• Written instruction: Look over the lines below. Report each one that includes the string "Predicted".

• Task material:
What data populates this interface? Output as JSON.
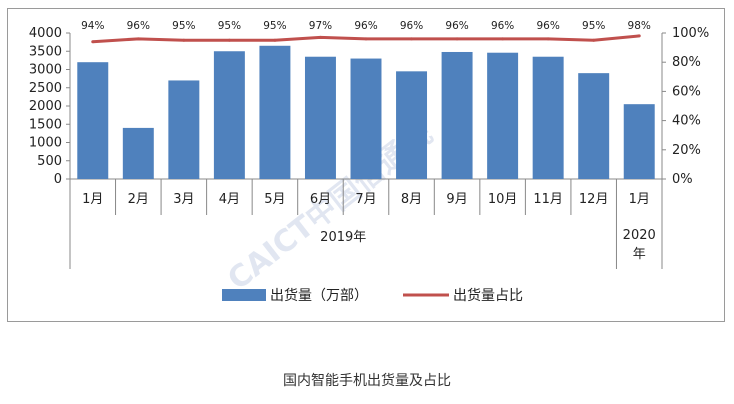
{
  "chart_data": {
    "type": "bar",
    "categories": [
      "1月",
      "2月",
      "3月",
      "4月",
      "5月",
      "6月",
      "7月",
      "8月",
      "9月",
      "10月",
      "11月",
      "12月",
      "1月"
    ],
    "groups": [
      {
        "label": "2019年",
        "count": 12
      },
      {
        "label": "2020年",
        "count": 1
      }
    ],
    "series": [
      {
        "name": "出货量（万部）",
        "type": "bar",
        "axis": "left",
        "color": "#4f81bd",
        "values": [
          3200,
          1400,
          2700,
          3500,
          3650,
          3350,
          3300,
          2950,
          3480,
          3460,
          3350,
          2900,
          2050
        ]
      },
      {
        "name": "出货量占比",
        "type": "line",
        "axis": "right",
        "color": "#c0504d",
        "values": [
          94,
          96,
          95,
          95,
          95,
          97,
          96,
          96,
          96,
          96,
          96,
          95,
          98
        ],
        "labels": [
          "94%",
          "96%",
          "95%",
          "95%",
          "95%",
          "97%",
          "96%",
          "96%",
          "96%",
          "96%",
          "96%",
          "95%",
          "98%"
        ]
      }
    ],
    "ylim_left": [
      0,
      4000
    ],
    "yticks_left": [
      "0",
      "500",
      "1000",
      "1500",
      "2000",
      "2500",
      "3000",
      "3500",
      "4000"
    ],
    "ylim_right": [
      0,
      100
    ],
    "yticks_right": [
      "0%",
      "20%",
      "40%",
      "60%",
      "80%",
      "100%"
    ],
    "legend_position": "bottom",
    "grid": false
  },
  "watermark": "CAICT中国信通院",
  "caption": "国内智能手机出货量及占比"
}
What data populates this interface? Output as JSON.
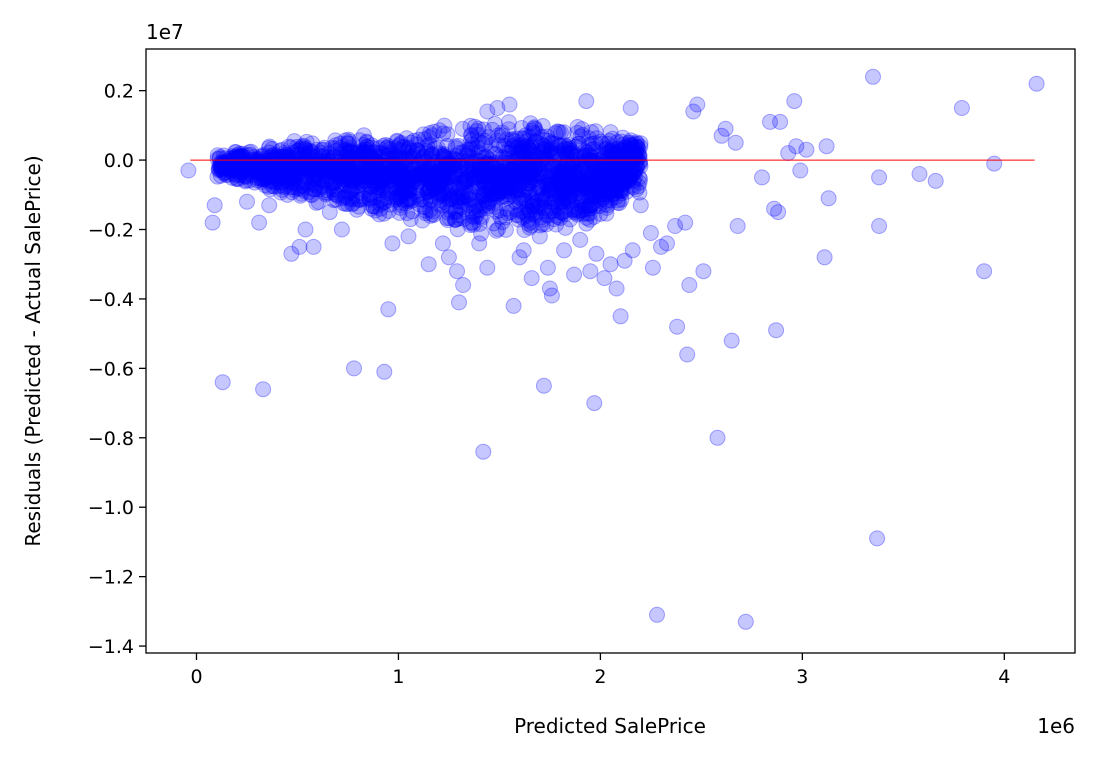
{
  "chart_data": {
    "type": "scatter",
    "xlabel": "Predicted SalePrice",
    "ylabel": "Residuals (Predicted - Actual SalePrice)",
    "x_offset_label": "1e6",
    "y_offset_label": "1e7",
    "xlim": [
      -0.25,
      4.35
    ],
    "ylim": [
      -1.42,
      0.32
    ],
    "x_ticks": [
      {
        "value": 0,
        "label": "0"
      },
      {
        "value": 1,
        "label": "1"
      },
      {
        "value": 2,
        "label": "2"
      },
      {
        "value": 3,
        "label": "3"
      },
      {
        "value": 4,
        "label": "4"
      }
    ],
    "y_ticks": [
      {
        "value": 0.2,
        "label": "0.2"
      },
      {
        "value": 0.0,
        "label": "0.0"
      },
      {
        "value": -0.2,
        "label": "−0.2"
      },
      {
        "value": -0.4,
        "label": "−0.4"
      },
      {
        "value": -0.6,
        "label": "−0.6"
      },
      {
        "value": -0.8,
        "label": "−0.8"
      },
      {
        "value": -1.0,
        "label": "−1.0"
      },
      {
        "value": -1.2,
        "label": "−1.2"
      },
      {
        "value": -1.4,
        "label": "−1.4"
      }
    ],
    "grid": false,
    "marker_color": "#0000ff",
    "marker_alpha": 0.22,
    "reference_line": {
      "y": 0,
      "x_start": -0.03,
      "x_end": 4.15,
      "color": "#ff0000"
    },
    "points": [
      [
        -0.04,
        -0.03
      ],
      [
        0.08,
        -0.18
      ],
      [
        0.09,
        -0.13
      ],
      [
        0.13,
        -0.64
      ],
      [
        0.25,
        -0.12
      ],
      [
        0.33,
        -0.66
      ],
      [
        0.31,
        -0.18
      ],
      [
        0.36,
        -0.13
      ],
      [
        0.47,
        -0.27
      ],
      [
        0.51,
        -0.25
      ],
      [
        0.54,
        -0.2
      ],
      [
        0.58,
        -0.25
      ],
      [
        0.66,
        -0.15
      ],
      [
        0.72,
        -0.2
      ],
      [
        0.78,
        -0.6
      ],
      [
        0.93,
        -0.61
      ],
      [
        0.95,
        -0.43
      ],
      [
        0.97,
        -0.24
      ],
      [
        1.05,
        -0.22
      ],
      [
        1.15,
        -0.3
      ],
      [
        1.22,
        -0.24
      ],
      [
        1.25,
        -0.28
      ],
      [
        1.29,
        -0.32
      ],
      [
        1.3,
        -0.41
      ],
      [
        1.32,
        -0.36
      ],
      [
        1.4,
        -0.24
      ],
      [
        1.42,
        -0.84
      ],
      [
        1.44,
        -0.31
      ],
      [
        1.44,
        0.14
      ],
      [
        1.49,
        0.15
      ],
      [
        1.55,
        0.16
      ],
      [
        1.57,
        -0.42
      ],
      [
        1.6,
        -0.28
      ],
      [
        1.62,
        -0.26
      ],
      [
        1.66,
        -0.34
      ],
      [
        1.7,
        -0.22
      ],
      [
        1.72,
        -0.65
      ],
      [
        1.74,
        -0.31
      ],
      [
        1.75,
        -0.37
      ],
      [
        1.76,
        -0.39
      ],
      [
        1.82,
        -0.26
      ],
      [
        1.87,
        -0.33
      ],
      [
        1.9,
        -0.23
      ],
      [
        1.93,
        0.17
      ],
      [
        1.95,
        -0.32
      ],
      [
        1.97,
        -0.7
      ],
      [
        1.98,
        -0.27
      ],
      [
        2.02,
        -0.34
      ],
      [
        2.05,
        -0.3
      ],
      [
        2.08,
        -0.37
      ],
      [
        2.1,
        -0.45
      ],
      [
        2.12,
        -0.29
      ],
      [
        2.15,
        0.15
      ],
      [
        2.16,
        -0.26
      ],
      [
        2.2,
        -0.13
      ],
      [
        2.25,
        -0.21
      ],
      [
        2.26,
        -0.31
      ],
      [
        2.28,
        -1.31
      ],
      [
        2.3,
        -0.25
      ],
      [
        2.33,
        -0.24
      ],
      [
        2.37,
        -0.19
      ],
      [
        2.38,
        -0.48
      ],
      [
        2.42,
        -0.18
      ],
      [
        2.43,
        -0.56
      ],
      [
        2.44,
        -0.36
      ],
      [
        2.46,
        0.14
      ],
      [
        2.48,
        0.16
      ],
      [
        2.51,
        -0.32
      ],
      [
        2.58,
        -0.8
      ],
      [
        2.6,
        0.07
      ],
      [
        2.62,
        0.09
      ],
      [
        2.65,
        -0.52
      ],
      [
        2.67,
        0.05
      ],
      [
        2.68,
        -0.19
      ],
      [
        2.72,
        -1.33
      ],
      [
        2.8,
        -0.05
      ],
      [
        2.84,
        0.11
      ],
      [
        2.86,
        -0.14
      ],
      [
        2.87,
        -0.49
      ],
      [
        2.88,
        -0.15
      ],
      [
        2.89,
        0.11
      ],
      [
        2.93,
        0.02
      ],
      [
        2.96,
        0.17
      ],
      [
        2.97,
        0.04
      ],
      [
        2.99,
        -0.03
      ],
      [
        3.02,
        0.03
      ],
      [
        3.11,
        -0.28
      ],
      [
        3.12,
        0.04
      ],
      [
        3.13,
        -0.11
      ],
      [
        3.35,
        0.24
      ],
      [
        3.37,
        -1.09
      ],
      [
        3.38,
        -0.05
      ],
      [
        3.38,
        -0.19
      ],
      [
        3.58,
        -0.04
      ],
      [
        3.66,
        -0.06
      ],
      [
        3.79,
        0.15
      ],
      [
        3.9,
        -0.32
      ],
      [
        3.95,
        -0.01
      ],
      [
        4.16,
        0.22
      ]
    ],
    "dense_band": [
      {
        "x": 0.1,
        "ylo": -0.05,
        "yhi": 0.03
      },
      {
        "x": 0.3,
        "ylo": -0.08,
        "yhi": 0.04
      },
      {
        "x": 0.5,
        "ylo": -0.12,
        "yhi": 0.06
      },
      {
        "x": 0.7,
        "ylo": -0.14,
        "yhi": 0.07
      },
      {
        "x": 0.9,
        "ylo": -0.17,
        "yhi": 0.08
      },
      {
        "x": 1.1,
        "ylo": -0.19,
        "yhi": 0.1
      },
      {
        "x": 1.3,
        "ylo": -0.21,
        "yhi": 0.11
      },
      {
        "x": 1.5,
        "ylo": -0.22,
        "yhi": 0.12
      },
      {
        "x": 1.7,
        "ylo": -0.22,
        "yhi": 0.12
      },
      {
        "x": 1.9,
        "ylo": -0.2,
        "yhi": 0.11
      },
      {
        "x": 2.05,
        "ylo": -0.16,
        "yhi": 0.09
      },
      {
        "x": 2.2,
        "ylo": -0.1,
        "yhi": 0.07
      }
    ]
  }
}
--
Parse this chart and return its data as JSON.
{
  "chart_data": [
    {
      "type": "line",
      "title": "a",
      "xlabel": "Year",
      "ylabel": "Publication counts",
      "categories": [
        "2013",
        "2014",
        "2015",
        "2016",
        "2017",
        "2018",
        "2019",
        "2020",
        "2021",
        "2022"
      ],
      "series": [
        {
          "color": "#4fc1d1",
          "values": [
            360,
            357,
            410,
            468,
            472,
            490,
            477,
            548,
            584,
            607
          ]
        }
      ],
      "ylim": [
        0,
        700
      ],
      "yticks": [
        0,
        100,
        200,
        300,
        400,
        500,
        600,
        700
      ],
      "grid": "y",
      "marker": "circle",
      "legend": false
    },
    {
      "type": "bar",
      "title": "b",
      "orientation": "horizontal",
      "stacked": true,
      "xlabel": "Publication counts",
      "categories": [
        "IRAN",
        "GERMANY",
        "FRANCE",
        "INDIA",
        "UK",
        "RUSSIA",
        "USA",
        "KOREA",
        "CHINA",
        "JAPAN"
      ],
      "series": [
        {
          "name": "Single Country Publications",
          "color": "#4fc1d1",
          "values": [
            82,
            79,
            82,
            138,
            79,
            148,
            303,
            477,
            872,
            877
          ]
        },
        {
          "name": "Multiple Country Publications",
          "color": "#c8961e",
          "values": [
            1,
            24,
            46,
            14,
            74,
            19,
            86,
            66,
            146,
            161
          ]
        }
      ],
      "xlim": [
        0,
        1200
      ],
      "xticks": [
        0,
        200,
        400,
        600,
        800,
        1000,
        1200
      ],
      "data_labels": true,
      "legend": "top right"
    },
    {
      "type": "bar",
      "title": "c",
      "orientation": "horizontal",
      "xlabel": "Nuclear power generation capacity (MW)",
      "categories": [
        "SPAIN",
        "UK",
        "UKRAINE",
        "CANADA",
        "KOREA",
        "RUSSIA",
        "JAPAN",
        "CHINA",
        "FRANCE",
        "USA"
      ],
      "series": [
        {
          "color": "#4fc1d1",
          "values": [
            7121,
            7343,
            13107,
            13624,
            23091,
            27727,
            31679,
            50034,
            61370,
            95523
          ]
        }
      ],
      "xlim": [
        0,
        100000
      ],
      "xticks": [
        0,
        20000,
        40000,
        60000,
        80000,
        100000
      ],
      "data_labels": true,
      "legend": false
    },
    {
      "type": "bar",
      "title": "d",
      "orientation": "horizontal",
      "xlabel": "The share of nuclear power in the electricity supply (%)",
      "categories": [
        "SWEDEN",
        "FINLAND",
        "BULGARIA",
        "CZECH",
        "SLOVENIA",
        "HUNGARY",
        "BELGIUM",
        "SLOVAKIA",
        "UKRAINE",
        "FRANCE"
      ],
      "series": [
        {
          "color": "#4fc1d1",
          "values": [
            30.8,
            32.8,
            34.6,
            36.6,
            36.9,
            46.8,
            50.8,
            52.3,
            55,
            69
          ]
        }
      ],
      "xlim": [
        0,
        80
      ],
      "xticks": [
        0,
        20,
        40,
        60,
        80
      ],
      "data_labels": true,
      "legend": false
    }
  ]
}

• Answer to the exercise:
    "xlabel": "Predicted SalePrice",
    "ylabel": "Residuals (Predicted - Actual SalePrice)",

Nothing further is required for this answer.